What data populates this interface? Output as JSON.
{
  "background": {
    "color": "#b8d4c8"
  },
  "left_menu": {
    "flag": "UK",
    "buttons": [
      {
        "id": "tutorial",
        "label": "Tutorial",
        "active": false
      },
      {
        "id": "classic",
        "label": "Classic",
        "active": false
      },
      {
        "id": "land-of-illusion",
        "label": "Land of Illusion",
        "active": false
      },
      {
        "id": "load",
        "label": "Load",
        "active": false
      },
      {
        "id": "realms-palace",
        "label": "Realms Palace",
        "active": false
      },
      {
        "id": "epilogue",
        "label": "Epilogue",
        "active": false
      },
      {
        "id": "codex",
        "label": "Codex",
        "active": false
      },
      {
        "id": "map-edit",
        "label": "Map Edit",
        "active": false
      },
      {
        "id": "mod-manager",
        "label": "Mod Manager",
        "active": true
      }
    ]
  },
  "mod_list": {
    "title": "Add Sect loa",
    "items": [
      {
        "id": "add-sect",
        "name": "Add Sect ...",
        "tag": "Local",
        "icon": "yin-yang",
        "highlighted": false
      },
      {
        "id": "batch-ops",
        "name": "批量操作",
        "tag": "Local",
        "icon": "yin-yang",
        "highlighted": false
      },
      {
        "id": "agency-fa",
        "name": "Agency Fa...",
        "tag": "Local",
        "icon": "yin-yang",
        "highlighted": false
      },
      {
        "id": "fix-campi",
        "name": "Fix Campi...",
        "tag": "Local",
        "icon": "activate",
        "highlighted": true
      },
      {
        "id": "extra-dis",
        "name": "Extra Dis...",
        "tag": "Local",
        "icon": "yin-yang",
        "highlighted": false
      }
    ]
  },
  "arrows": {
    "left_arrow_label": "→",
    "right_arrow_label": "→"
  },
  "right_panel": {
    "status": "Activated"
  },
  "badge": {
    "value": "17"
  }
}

☆ ☆ ☆

Look over the records above and copy each line that includes the string "name".

        "name": "Add Sect ...",
        "name": "批量操作",
        "name": "Agency Fa...",
        "name": "Fix Campi...",
        "name": "Extra Dis...",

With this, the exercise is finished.